(Some records)
■ ■ ■

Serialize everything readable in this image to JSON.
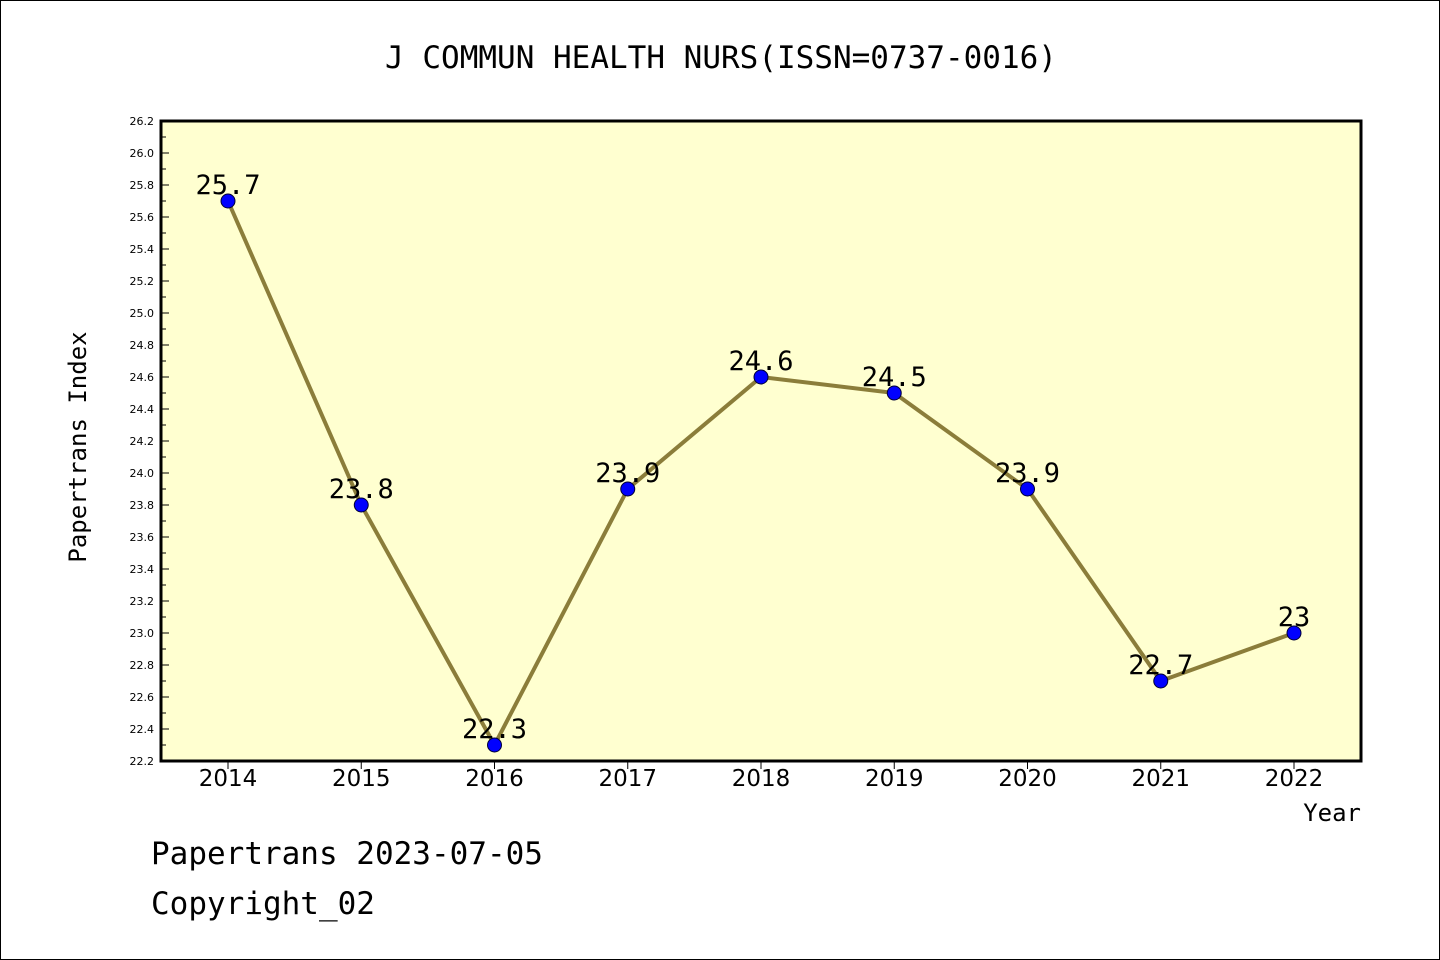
{
  "chart_data": {
    "type": "line",
    "title": "J COMMUN HEALTH NURS(ISSN=0737-0016)",
    "xlabel": "Year",
    "ylabel": "Papertrans Index",
    "categories": [
      "2014",
      "2015",
      "2016",
      "2017",
      "2018",
      "2019",
      "2020",
      "2021",
      "2022"
    ],
    "series": [
      {
        "values": [
          25.7,
          23.8,
          22.3,
          23.9,
          24.6,
          24.5,
          23.9,
          22.7,
          23
        ],
        "labels": [
          "25.7",
          "23.8",
          "22.3",
          "23.9",
          "24.6",
          "24.5",
          "23.9",
          "22.7",
          "23"
        ]
      }
    ],
    "ylim": [
      22.2,
      26.2
    ],
    "yticks": [
      "22.2",
      "22.4",
      "22.6",
      "22.8",
      "23.0",
      "23.2",
      "23.4",
      "23.6",
      "23.8",
      "24.0",
      "24.2",
      "24.4",
      "24.6",
      "24.8",
      "25.0",
      "25.2",
      "25.4",
      "25.6",
      "25.8",
      "26.0",
      "26.2"
    ],
    "grid": false,
    "legend": "none",
    "colors": {
      "plot_background": "#ffffd0",
      "line": "#8b7d3a",
      "marker": "#0000ff",
      "axis": "#000000"
    }
  },
  "footer": {
    "date_text": "Papertrans 2023-07-05",
    "copyright_text": "Copyright_02"
  }
}
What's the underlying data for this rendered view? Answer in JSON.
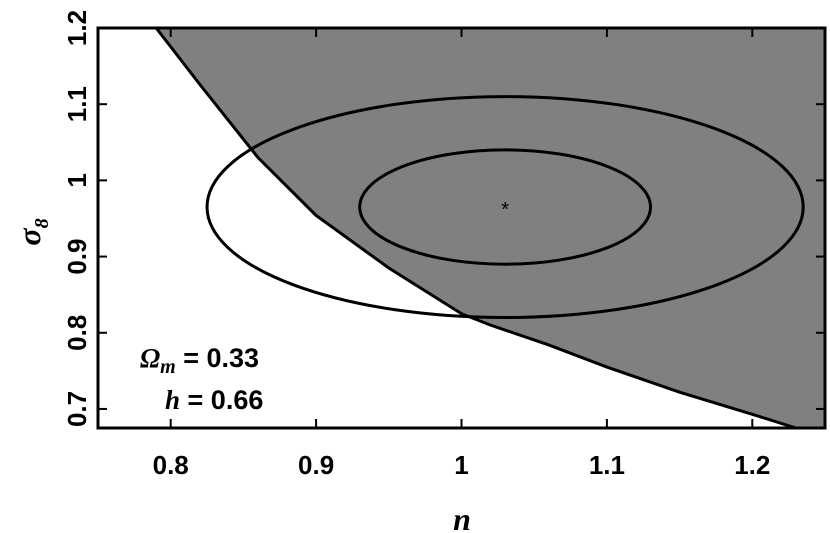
{
  "chart_data": {
    "type": "contour",
    "xlabel": "n",
    "ylabel": "σ",
    "ylabel_sub": "8",
    "xlim": [
      0.75,
      1.25
    ],
    "ylim": [
      0.675,
      1.2
    ],
    "x_ticks": [
      {
        "value": 0.8,
        "label": "0.8"
      },
      {
        "value": 0.9,
        "label": "0.9"
      },
      {
        "value": 1.0,
        "label": "1"
      },
      {
        "value": 1.1,
        "label": "1.1"
      },
      {
        "value": 1.2,
        "label": "1.2"
      }
    ],
    "y_ticks": [
      {
        "value": 0.7,
        "label": "0.7"
      },
      {
        "value": 0.8,
        "label": "0.8"
      },
      {
        "value": 0.9,
        "label": "0.9"
      },
      {
        "value": 1.0,
        "label": "1"
      },
      {
        "value": 1.1,
        "label": "1.1"
      },
      {
        "value": 1.2,
        "label": "1.2"
      }
    ],
    "center": {
      "x": 1.03,
      "y": 0.965,
      "marker": "*"
    },
    "ellipses": [
      {
        "level": "inner",
        "semi_axis_x": 0.1,
        "semi_axis_y": 0.075
      },
      {
        "level": "outer",
        "semi_axis_x": 0.205,
        "semi_axis_y": 0.145
      }
    ],
    "shaded_region": {
      "description_side": "above-right of boundary",
      "color": "#808080",
      "boundary": [
        {
          "x": 0.79,
          "y": 1.2
        },
        {
          "x": 0.82,
          "y": 1.126
        },
        {
          "x": 0.86,
          "y": 1.03
        },
        {
          "x": 0.9,
          "y": 0.954
        },
        {
          "x": 0.95,
          "y": 0.885
        },
        {
          "x": 1.0,
          "y": 0.825
        },
        {
          "x": 1.02,
          "y": 0.81
        },
        {
          "x": 1.06,
          "y": 0.784
        },
        {
          "x": 1.1,
          "y": 0.755
        },
        {
          "x": 1.15,
          "y": 0.722
        },
        {
          "x": 1.2,
          "y": 0.693
        },
        {
          "x": 1.23,
          "y": 0.675
        }
      ]
    },
    "annotations": [
      {
        "symbol": "Ω",
        "sub": "m",
        "text": "= 0.33"
      },
      {
        "symbol": "h",
        "sub": "",
        "text": "= 0.66"
      }
    ],
    "grid": false,
    "legend": "none"
  }
}
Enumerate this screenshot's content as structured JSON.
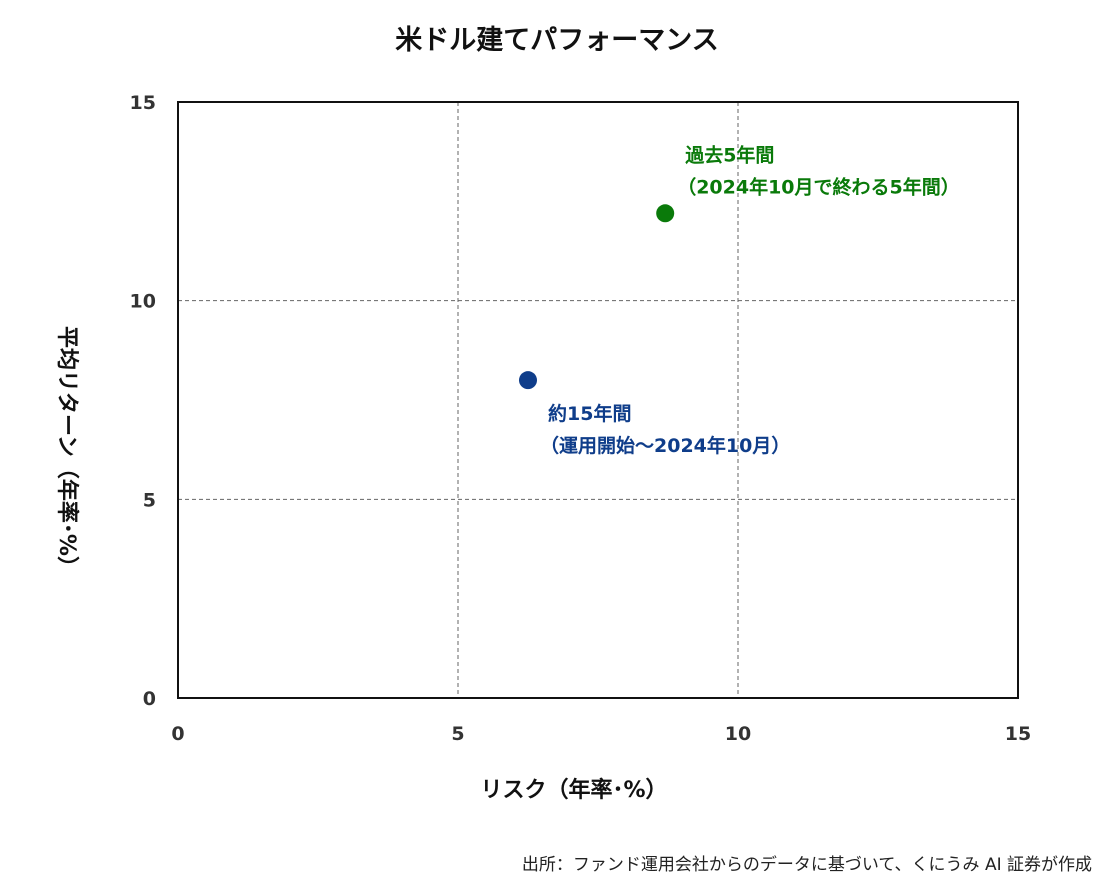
{
  "chart_data": {
    "type": "scatter",
    "title": "米ドル建てパフォーマンス",
    "xlabel": "リスク（年率･%）",
    "ylabel": "平均リターン（年率･%）",
    "xlim": [
      0,
      15
    ],
    "ylim": [
      0,
      15
    ],
    "xticks": [
      0,
      5,
      10,
      15
    ],
    "yticks": [
      0,
      5,
      10,
      15
    ],
    "grid": true,
    "points": [
      {
        "x": 8.7,
        "y": 12.2,
        "color": "#0a7a0a",
        "label_lines": [
          "過去5年間",
          "（2024年10月で終わる5年間）"
        ]
      },
      {
        "x": 6.25,
        "y": 8.0,
        "color": "#0f3d8a",
        "label_lines": [
          "約15年間",
          "（運用開始～2024年10月）"
        ]
      }
    ]
  },
  "source": "出所：ファンド運用会社からのデータに基づいて、くにうみ AI 証券が作成"
}
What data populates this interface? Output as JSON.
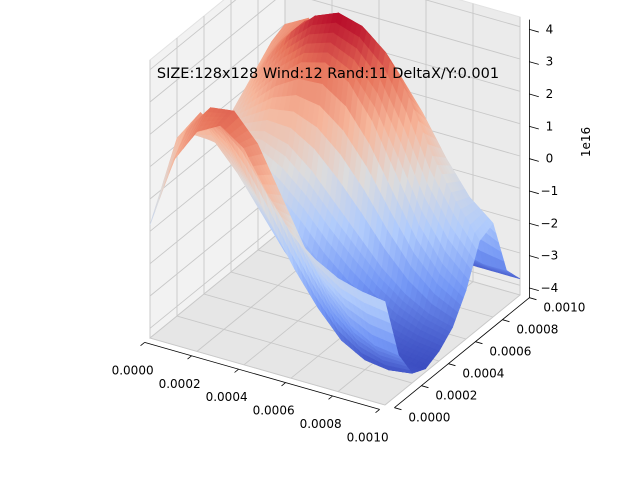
{
  "chart_data": {
    "type": "surface",
    "title": "SIZE:128x128 Wind:12 Rand:11 DeltaX/Y:0.001",
    "offset_label": "1e16",
    "x_ticks": [
      "0.0000",
      "0.0002",
      "0.0004",
      "0.0006",
      "0.0008",
      "0.0010"
    ],
    "y_ticks": [
      "0.0000",
      "0.0002",
      "0.0004",
      "0.0006",
      "0.0008",
      "0.0010"
    ],
    "z_ticks": [
      "−4",
      "−3",
      "−2",
      "−1",
      "0",
      "1",
      "2",
      "3",
      "4"
    ],
    "x_range": [
      0,
      0.001
    ],
    "y_range": [
      0,
      0.001
    ],
    "z_range": [
      -4.3,
      4.3
    ],
    "z_scale": 1e+16,
    "colormap": "coolwarm",
    "colormap_stops": [
      "#3b4cc0",
      "#7396f5",
      "#b0cbfc",
      "#dddcdc",
      "#f6b69b",
      "#e7745b",
      "#b40426"
    ],
    "pane_color": "#f2f2f2",
    "grid": true,
    "surface": {
      "grid_size": 11,
      "rows_increasing_y": [
        [
          -0.8,
          1.4,
          2.5,
          2.9,
          2.4,
          1.2,
          0.2,
          -0.4,
          -0.8,
          -1.0,
          -1.1
        ],
        [
          0.2,
          2.0,
          2.9,
          3.0,
          2.2,
          0.8,
          -0.6,
          -1.8,
          -2.6,
          -3.0,
          -3.1
        ],
        [
          1.2,
          2.2,
          1.7,
          0.6,
          -0.6,
          -1.8,
          -2.8,
          -3.6,
          -4.0,
          -4.1,
          -4.0
        ],
        [
          1.0,
          1.0,
          0.2,
          -0.8,
          -1.8,
          -2.6,
          -3.4,
          -3.8,
          -4.0,
          -4.1,
          -4.2
        ],
        [
          0.6,
          0.4,
          -0.2,
          -0.9,
          -1.6,
          -2.4,
          -3.0,
          -3.4,
          -3.7,
          -3.9,
          -4.0
        ],
        [
          0.4,
          0.6,
          0.8,
          0.6,
          0.0,
          -0.8,
          -1.6,
          -2.4,
          -3.0,
          -3.4,
          -3.6
        ],
        [
          0.6,
          1.4,
          2.2,
          2.8,
          3.0,
          2.6,
          1.6,
          0.2,
          -1.2,
          -2.2,
          -2.8
        ],
        [
          1.0,
          2.2,
          3.2,
          3.9,
          4.2,
          4.0,
          3.4,
          2.2,
          0.6,
          -0.6,
          -1.6
        ],
        [
          1.4,
          2.4,
          3.2,
          3.6,
          3.6,
          3.2,
          2.4,
          1.4,
          0.2,
          -0.8,
          -1.4
        ],
        [
          1.8,
          2.4,
          2.4,
          1.8,
          0.8,
          -0.4,
          -1.6,
          -2.6,
          -3.0,
          -3.2,
          -3.2
        ],
        [
          2.0,
          2.4,
          1.6,
          0.2,
          -1.2,
          -2.4,
          -3.2,
          -3.6,
          -3.8,
          -3.8,
          -3.8
        ]
      ]
    }
  }
}
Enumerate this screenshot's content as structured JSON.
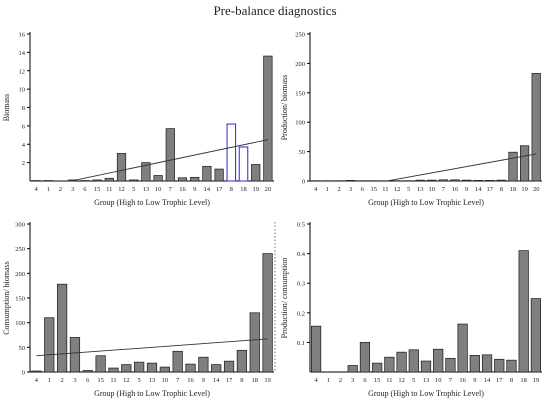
{
  "figure_title": "Pre-balance diagnostics",
  "colors": {
    "bar_fill": "#7f7f7f",
    "bar_stroke": "#1a1a1a",
    "highlight_stroke": "#3a3ad6",
    "axis": "#000000",
    "trend": "#333333"
  },
  "chart_data": [
    {
      "type": "bar",
      "panel": "top-left",
      "xlabel": "Group (High to Low Trophic Level)",
      "ylabel": "Biomass",
      "categories": [
        "4",
        "1",
        "2",
        "3",
        "6",
        "15",
        "11",
        "12",
        "5",
        "13",
        "10",
        "7",
        "16",
        "9",
        "14",
        "17",
        "8",
        "18",
        "19",
        "20"
      ],
      "values": [
        0.05,
        0.05,
        0.02,
        0.12,
        0.05,
        0.12,
        0.3,
        3.0,
        0.12,
        2.0,
        0.6,
        5.7,
        0.35,
        0.4,
        1.6,
        1.3,
        6.2,
        3.7,
        1.8,
        13.6
      ],
      "highlighted": [
        "8",
        "18"
      ],
      "ylim": [
        0,
        16
      ],
      "yticks": [
        2,
        4,
        6,
        8,
        10,
        12,
        14,
        16
      ],
      "trendline": {
        "start": -0.8,
        "end": 4.5
      },
      "grid": false
    },
    {
      "type": "bar",
      "panel": "top-right",
      "xlabel": "Group (High to Low Trophic Level)",
      "ylabel": "Production/ biomass",
      "categories": [
        "4",
        "1",
        "2",
        "3",
        "6",
        "15",
        "11",
        "12",
        "5",
        "13",
        "10",
        "7",
        "16",
        "9",
        "14",
        "17",
        "8",
        "18",
        "19",
        "20"
      ],
      "values": [
        0.5,
        0.5,
        0.5,
        1.0,
        0.5,
        0.5,
        0.5,
        0.5,
        0.5,
        1.5,
        1.5,
        2.0,
        2.0,
        1.5,
        1.0,
        1.0,
        1.5,
        49.0,
        60.0,
        183.0
      ],
      "ylim": [
        0,
        250
      ],
      "yticks": [
        0,
        50,
        100,
        150,
        200,
        250
      ],
      "trendline": {
        "start": -22,
        "end": 46
      },
      "grid": false
    },
    {
      "type": "bar",
      "panel": "bottom-left",
      "xlabel": "Group (High to Low Trophic Level)",
      "ylabel": "Consumption/ biomass",
      "categories": [
        "4",
        "1",
        "2",
        "3",
        "6",
        "15",
        "11",
        "12",
        "5",
        "13",
        "10",
        "7",
        "16",
        "9",
        "14",
        "17",
        "8",
        "18",
        "19"
      ],
      "values": [
        2,
        110,
        178,
        70,
        3,
        33,
        8,
        15,
        20,
        18,
        10,
        42,
        16,
        30,
        15,
        22,
        44,
        120,
        240
      ],
      "ylim": [
        0,
        300
      ],
      "yticks": [
        0,
        50,
        100,
        150,
        200,
        250,
        300
      ],
      "trendline": {
        "start": 33,
        "end": 67
      },
      "grid": false
    },
    {
      "type": "bar",
      "panel": "bottom-right",
      "xlabel": "Group (High to Low Trophic Level)",
      "ylabel": "Production/ consumption",
      "categories": [
        "4",
        "1",
        "2",
        "3",
        "6",
        "15",
        "11",
        "12",
        "5",
        "13",
        "10",
        "7",
        "16",
        "9",
        "14",
        "17",
        "8",
        "18",
        "19"
      ],
      "values": [
        0.155,
        0.0,
        0.0,
        0.022,
        0.1,
        0.03,
        0.05,
        0.067,
        0.075,
        0.037,
        0.077,
        0.046,
        0.162,
        0.056,
        0.058,
        0.043,
        0.04,
        0.41,
        0.248
      ],
      "ylim": [
        0,
        0.5
      ],
      "yticks": [
        0.1,
        0.2,
        0.3,
        0.4,
        0.5
      ],
      "grid": false
    }
  ]
}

■ ■ ■

* Task directions
Give the count of lines in the data shown above that contain "panel", and nothing else.

* Correct response
4